++++ Passage given ++++
RFC: How to handle merge-recursive corner cases?

git.vger.kernel.org archive mirror
 help / color / mirror / Atom feed

* RFC: How to handle merge-recursive corner cases?
@ 2010-09-29 19:16 Elijah Newren
  2010-09-29 19:51 ` Jonathan Nieder
  0 siblings, 1 reply; 2+ messages in thread
From: Elijah Newren @ 2010-09-29 19:16 UTC (permalink / raw)
  To: Git Mailing List

Hi,

Sorry for the lengthy email, but I'm still working on my patch series
auditing merge-recursive corner cases, and I've run into criss-cross
merges that I don't know how to solve.  In some cases, even the
'right' answer (in terms of what unmerged entries the index should
contain when there are conflicts) isn't entirely clear to me, much
less how to implement it.  I'm hoping someone else has some bright
ideas.
++++ Records shown ++++
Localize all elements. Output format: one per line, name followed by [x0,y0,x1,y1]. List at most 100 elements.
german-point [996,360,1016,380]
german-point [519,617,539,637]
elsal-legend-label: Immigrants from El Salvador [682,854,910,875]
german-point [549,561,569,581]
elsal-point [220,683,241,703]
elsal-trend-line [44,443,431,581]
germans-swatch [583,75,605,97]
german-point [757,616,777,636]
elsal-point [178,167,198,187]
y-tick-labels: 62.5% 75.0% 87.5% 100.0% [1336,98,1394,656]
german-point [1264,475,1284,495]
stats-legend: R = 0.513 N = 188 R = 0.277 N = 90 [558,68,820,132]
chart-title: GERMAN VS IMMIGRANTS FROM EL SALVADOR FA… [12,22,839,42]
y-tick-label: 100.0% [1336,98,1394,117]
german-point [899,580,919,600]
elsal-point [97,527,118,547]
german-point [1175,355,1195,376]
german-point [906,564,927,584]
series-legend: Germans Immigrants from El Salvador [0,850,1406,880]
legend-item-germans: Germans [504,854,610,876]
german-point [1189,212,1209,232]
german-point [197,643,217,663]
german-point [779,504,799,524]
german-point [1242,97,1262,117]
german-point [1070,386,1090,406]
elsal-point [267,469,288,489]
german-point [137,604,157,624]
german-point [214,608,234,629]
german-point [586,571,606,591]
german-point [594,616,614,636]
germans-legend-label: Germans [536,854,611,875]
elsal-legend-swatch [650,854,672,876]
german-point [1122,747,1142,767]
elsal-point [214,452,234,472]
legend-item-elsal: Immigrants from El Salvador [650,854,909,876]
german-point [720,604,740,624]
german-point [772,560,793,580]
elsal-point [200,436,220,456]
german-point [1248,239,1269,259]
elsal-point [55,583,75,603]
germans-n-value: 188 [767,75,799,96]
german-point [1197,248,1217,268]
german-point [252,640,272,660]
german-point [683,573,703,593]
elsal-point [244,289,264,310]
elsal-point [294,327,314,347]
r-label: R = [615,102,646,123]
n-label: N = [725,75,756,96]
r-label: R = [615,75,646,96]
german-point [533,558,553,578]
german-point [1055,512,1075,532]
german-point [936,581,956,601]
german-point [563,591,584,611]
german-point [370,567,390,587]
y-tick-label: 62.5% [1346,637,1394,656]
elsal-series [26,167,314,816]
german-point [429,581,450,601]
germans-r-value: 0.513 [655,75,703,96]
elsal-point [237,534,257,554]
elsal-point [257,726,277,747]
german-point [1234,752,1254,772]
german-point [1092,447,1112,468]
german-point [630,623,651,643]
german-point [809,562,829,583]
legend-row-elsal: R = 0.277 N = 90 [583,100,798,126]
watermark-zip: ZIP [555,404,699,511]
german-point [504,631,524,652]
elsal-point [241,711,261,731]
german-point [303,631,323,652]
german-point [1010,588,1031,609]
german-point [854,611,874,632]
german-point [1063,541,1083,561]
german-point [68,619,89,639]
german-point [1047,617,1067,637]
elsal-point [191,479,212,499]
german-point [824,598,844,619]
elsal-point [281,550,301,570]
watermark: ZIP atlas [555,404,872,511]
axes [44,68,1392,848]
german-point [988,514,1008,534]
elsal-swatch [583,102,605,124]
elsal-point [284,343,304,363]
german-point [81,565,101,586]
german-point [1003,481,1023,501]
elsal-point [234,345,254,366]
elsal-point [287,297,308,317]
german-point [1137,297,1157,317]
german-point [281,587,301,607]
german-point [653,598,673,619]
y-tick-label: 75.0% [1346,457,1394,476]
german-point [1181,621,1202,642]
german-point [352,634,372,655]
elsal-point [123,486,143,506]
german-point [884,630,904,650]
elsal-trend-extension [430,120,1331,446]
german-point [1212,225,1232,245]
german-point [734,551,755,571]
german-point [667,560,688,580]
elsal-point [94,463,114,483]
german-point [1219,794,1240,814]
++++
**What to work on:**
1. Output everything in the merge-recursive post from "git.vger.kernel.org archive mirror" down to "(permalink / raw)".
2. In one to three sentences, explain why the author of the merge-recursive post is writing to the list.

**Solutions to the exercise:**
1.
git.vger.kernel.org archive mirror
 help / color / mirror / Atom feed

* RFC: How to handle merge-recursive corner cases?
@ 2010-09-29 19:16 Elijah Newren
  2010-09-29 19:51 ` Jonathan Nieder
  0 siblings, 1 reply; 2+ messages in thread
From: Elijah Newren @ 2010-09-29 19:16 UTC (permalink / raw)

2. While auditing merge-recursive corner cases for a patch series, the author has run into criss-cross merges he doesn't know how to solve. In some of those cases, even the right answer about which unmerged entries the index should contain is unclear to him, so he hopes someone else has ideas.